### Records shown
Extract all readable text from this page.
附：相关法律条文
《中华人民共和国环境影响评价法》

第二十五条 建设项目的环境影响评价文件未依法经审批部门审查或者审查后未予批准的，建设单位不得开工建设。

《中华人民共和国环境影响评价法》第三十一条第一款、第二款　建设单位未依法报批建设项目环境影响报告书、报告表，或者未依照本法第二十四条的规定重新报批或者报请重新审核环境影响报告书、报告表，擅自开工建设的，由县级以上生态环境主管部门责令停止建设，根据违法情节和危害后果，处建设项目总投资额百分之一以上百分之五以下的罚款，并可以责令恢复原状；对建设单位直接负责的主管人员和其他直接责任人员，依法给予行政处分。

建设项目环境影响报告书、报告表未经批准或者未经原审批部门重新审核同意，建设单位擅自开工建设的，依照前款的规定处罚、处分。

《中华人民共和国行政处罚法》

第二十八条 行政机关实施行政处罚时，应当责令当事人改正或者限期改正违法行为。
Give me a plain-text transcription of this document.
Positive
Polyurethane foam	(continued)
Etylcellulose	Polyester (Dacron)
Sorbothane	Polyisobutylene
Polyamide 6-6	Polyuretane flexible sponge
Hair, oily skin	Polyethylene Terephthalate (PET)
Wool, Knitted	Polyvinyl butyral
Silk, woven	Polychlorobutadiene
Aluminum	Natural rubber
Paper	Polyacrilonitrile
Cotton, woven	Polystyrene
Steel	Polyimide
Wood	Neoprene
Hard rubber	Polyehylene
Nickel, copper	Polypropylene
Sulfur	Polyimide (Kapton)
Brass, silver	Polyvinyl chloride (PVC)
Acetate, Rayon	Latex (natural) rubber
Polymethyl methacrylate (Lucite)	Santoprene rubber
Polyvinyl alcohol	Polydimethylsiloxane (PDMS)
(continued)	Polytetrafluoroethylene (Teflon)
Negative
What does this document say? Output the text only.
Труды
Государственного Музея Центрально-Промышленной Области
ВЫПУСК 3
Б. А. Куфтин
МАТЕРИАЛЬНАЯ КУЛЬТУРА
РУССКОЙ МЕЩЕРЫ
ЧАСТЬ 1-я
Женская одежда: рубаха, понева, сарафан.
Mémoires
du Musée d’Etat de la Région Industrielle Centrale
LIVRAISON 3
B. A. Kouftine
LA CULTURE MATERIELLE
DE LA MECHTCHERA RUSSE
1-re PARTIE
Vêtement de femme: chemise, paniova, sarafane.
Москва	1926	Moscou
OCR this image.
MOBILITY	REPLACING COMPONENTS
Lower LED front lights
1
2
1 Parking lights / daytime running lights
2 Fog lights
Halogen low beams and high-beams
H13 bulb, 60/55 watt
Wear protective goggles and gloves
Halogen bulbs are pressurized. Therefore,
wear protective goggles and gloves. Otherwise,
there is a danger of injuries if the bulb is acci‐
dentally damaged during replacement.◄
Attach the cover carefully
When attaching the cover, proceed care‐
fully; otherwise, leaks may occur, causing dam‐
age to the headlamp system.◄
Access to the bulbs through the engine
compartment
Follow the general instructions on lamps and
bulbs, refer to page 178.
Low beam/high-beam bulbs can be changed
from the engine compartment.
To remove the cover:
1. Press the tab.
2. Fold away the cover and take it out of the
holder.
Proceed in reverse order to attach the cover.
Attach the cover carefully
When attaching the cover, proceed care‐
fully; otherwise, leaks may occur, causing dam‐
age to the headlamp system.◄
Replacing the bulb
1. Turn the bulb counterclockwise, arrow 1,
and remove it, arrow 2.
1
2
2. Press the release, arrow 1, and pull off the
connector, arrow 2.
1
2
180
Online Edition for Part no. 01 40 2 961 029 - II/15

### Instruction
Set all of the records down again, exactly as they stand.

### Task answer
Extract all readable text from this page.
附：相关法律条文
《中华人民共和国环境影响评价法》

第二十五条 建设项目的环境影响评价文件未依法经审批部门审查或者审查后未予批准的，建设单位不得开工建设。

《中华人民共和国环境影响评价法》第三十一条第一款、第二款　建设单位未依法报批建设项目环境影响报告书、报告表，或者未依照本法第二十四条的规定重新报批或者报请重新审核环境影响报告书、报告表，擅自开工建设的，由县级以上生态环境主管部门责令停止建设，根据违法情节和危害后果，处建设项目总投资额百分之一以上百分之五以下的罚款，并可以责令恢复原状；对建设单位直接负责的主管人员和其他直接责任人员，依法给予行政处分。

建设项目环境影响报告书、报告表未经批准或者未经原审批部门重新审核同意，建设单位擅自开工建设的，依照前款的规定处罚、处分。

《中华人民共和国行政处罚法》

第二十八条 行政机关实施行政处罚时，应当责令当事人改正或者限期改正违法行为。
Give me a plain-text transcription of this document.
Positive
Polyurethane foam	(continued)
Etylcellulose	Polyester (Dacron)
Sorbothane	Polyisobutylene
Polyamide 6-6	Polyuretane flexible sponge
Hair, oily skin	Polyethylene Terephthalate (PET)
Wool, Knitted	Polyvinyl butyral
Silk, woven	Polychlorobutadiene
Aluminum	Natural rubber
Paper	Polyacrilonitrile
Cotton, woven	Polystyrene
Steel	Polyimide
Wood	Neoprene
Hard rubber	Polyehylene
Nickel, copper	Polypropylene
Sulfur	Polyimide (Kapton)
Brass, silver	Polyvinyl chloride (PVC)
Acetate, Rayon	Latex (natural) rubber
Polymethyl methacrylate (Lucite)	Santoprene rubber
Polyvinyl alcohol	Polydimethylsiloxane (PDMS)
(continued)	Polytetrafluoroethylene (Teflon)
Negative
What does this document say? Output the text only.
Труды
Государственного Музея Центрально-Промышленной Области
ВЫПУСК 3
Б. А. Куфтин
МАТЕРИАЛЬНАЯ КУЛЬТУРА
РУССКОЙ МЕЩЕРЫ
ЧАСТЬ 1-я
Женская одежда: рубаха, понева, сарафан.
Mémoires
du Musée d’Etat de la Région Industrielle Centrale
LIVRAISON 3
B. A. Kouftine
LA CULTURE MATERIELLE
DE LA MECHTCHERA RUSSE
1-re PARTIE
Vêtement de femme: chemise, paniova, sarafane.
Москва	1926	Moscou
OCR this image.
MOBILITY	REPLACING COMPONENTS
Lower LED front lights
1
2
1 Parking lights / daytime running lights
2 Fog lights
Halogen low beams and high-beams
H13 bulb, 60/55 watt
Wear protective goggles and gloves
Halogen bulbs are pressurized. Therefore,
wear protective goggles and gloves. Otherwise,
there is a danger of injuries if the bulb is acci‐
dentally damaged during replacement.◄
Attach the cover carefully
When attaching the cover, proceed care‐
fully; otherwise, leaks may occur, causing dam‐
age to the headlamp system.◄
Access to the bulbs through the engine
compartment
Follow the general instructions on lamps and
bulbs, refer to page 178.
Low beam/high-beam bulbs can be changed
from the engine compartment.
To remove the cover:
1. Press the tab.
2. Fold away the cover and take it out of the
holder.
Proceed in reverse order to attach the cover.
Attach the cover carefully
When attaching the cover, proceed care‐
fully; otherwise, leaks may occur, causing dam‐
age to the headlamp system.◄
Replacing the bulb
1. Turn the bulb counterclockwise, arrow 1,
and remove it, arrow 2.
1
2
2. Press the release, arrow 1, and pull off the
connector, arrow 2.
1
2
180
Online Edition for Part no. 01 40 2 961 029 - II/15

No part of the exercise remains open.